- Aim
Pictures stay out of your copy, but everything else in the records below must be repeated exactly.

## START

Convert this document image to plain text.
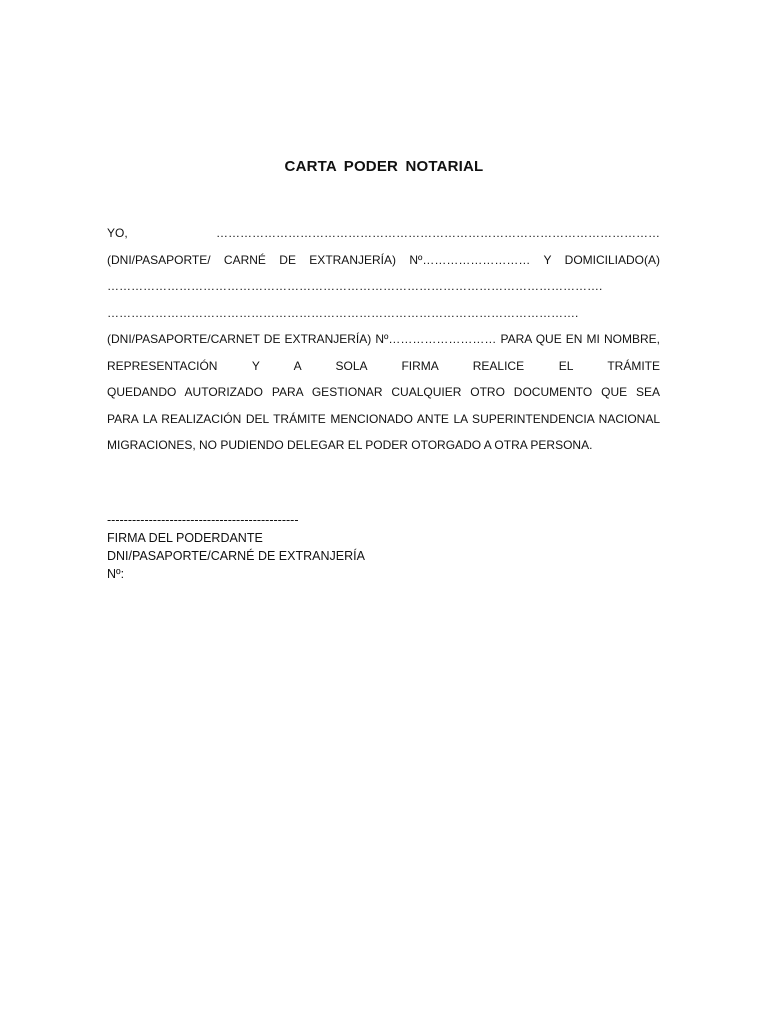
CARTA PODER NOTARIAL
YO, …………………………………………………………………………………………………
(DNI/PASAPORTE/ CARNÉ DE EXTRANJERÍA) Nº……………………… Y DOMICILIADO(A)
…………………………………………………………………………………………………………….
……………………………………………………………………………………………………….
(DNI/PASAPORTE/CARNET DE EXTRANJERÍA) Nº……………………… PARA QUE EN MI NOMBRE,
REPRESENTACIÓN Y A SOLA FIRMA REALICE EL TRÁMITE
QUEDANDO AUTORIZADO PARA GESTIONAR CUALQUIER OTRO DOCUMENTO QUE SEA
PARA LA REALIZACIÓN DEL TRÁMITE MENCIONADO ANTE LA SUPERINTENDENCIA NACIONAL
MIGRACIONES, NO PUDIENDO DELEGAR EL PODER OTORGADO A OTRA PERSONA.
----------------------------------------------
FIRMA DEL PODERDANTE
DNI/PASAPORTE/CARNÉ DE EXTRANJERÍA
Nº:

## END

- Exercise solution
Convert this document image to plain text.
CARTA PODER NOTARIAL
YO, …………………………………………………………………………………………………
(DNI/PASAPORTE/ CARNÉ DE EXTRANJERÍA) Nº……………………… Y DOMICILIADO(A)
…………………………………………………………………………………………………………….
……………………………………………………………………………………………………….
(DNI/PASAPORTE/CARNET DE EXTRANJERÍA) Nº……………………… PARA QUE EN MI NOMBRE,
REPRESENTACIÓN Y A SOLA FIRMA REALICE EL TRÁMITE
QUEDANDO AUTORIZADO PARA GESTIONAR CUALQUIER OTRO DOCUMENTO QUE SEA
PARA LA REALIZACIÓN DEL TRÁMITE MENCIONADO ANTE LA SUPERINTENDENCIA NACIONAL
MIGRACIONES, NO PUDIENDO DELEGAR EL PODER OTORGADO A OTRA PERSONA.
----------------------------------------------
FIRMA DEL PODERDANTE
DNI/PASAPORTE/CARNÉ DE EXTRANJERÍA
Nº:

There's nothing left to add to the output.